> [THE REQUEST] In the entries that follow, how many lines contain "start"? Answer with the number only.

++++ EXERCISE INPUTS

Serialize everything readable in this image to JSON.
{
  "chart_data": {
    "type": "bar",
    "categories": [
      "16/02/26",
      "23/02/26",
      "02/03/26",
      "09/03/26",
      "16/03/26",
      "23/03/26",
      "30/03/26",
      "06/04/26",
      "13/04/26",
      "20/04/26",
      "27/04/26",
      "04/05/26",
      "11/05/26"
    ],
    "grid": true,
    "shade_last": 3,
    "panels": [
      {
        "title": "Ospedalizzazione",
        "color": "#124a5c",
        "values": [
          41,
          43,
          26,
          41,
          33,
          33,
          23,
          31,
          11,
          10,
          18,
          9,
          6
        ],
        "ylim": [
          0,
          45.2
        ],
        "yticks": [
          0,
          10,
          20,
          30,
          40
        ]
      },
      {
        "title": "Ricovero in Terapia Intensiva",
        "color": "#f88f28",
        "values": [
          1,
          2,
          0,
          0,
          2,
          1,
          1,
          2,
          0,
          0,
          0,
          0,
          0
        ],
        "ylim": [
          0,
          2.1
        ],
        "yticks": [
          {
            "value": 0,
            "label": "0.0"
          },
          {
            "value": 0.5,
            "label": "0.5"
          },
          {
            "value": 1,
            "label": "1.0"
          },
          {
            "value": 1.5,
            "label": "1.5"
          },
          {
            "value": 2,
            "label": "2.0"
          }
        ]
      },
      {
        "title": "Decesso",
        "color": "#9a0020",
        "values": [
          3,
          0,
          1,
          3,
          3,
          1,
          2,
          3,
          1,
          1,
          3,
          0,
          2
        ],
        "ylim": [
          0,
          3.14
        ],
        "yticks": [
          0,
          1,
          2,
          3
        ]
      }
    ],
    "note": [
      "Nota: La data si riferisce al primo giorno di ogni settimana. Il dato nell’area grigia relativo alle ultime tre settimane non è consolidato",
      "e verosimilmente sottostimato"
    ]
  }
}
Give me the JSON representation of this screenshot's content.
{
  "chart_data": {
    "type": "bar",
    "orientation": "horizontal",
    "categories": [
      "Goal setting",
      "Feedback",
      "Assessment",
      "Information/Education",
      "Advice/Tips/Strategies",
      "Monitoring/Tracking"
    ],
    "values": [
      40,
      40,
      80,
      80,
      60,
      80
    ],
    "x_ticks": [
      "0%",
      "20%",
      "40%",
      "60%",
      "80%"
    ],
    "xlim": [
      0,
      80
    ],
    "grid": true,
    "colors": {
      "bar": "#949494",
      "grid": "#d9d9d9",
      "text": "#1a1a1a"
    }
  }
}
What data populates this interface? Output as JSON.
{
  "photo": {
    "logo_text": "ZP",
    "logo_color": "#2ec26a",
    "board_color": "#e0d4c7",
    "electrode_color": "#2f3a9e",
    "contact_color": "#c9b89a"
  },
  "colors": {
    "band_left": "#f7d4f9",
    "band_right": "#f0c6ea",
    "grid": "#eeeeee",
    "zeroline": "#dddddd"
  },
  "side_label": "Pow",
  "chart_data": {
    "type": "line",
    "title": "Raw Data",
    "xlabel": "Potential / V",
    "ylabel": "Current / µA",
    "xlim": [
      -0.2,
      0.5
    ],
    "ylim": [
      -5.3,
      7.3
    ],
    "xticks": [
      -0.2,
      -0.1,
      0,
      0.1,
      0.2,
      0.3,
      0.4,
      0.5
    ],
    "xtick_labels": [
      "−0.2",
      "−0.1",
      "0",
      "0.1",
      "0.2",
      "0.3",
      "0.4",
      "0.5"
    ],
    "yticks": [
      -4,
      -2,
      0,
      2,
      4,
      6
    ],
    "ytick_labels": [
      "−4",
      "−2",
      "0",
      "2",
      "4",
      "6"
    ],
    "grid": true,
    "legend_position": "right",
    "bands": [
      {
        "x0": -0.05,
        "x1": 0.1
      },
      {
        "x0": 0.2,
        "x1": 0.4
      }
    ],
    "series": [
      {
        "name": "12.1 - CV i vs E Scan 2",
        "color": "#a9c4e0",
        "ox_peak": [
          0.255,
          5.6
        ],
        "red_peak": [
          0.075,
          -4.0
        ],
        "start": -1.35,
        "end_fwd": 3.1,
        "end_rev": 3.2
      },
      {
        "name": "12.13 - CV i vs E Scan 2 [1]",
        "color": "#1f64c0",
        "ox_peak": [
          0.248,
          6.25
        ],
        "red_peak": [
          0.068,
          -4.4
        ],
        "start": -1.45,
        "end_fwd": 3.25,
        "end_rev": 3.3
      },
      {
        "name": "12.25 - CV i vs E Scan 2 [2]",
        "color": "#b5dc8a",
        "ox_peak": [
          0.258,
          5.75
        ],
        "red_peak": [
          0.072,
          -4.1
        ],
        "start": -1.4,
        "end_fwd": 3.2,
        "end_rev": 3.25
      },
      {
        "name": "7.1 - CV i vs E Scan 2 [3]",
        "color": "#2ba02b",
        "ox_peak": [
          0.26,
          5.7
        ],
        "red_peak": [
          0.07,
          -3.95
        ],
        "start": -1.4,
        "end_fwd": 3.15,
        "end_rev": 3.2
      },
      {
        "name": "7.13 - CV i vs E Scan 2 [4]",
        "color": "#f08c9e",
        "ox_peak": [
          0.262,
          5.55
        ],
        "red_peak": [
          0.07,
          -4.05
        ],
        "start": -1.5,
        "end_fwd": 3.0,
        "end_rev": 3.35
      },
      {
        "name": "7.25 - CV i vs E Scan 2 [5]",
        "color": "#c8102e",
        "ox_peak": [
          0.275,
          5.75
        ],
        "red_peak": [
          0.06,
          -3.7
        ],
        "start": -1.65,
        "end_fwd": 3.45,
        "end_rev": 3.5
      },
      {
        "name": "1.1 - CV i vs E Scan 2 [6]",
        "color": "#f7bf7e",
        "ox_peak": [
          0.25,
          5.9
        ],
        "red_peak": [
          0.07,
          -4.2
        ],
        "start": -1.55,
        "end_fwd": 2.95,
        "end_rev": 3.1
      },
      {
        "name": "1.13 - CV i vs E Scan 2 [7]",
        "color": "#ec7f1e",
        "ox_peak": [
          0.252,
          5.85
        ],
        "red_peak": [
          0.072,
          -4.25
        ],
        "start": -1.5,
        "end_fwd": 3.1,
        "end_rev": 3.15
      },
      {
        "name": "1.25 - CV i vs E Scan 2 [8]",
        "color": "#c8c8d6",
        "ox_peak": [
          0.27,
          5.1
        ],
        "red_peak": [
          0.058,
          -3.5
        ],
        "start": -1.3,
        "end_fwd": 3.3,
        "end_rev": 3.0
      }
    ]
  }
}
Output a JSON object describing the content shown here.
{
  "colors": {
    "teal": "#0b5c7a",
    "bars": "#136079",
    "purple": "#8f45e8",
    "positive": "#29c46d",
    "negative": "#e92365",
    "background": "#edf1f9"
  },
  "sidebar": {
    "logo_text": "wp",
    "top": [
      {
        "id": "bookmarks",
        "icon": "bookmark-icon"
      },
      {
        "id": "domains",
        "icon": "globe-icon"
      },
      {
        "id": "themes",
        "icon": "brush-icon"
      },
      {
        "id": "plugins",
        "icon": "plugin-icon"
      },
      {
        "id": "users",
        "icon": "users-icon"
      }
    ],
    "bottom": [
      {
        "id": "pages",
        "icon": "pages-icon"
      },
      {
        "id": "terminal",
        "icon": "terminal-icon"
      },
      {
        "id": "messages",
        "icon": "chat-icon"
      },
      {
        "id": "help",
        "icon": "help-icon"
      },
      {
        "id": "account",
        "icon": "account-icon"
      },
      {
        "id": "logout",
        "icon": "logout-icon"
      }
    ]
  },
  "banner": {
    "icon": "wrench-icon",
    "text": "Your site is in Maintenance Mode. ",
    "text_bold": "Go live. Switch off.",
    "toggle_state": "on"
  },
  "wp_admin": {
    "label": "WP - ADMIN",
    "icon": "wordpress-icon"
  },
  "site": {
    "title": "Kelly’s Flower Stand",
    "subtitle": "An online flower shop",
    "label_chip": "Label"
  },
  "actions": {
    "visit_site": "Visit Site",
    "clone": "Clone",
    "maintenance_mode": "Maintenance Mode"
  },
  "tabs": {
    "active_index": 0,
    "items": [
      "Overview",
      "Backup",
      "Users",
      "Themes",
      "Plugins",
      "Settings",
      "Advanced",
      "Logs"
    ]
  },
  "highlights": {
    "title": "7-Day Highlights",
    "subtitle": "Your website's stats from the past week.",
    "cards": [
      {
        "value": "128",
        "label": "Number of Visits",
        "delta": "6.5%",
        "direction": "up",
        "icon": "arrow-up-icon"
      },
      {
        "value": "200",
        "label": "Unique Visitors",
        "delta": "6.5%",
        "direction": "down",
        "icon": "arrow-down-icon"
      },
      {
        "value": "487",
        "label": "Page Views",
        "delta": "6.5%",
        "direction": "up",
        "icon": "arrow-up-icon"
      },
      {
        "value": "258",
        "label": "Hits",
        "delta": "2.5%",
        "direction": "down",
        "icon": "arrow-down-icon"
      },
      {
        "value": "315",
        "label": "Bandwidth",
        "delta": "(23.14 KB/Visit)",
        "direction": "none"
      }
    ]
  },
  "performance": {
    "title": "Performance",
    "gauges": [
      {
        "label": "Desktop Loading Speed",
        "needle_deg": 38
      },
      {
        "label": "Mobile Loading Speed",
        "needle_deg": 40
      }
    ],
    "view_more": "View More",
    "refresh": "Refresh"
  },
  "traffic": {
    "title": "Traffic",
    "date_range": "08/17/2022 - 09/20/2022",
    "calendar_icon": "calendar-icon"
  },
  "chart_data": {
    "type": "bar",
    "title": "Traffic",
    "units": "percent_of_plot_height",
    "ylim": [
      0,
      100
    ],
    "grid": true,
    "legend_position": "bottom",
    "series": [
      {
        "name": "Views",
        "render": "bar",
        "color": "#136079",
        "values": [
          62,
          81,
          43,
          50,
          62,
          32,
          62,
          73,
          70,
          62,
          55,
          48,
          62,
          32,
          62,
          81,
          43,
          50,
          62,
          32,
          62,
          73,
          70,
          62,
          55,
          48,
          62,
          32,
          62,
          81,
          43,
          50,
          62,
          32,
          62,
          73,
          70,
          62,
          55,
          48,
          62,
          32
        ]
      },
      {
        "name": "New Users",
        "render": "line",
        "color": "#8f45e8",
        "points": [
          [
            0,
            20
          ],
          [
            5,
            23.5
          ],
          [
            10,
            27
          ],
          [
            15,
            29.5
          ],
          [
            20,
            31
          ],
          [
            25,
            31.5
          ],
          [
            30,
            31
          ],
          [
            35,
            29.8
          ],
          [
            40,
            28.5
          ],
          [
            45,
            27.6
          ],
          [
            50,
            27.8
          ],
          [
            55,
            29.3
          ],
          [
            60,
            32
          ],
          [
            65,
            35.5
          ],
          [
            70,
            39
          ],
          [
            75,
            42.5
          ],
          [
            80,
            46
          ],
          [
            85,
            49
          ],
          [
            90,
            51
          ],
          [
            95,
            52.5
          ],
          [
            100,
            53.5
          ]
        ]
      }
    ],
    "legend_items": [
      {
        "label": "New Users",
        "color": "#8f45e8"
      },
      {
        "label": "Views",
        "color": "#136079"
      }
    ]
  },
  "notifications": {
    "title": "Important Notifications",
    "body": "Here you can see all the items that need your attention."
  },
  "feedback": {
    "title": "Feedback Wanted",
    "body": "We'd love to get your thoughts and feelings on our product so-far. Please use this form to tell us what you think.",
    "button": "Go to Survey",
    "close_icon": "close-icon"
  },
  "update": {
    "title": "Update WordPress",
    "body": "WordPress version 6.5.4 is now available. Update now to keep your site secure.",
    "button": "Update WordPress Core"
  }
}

++++++++

> [OUTPUT FOR THIS TASK] 9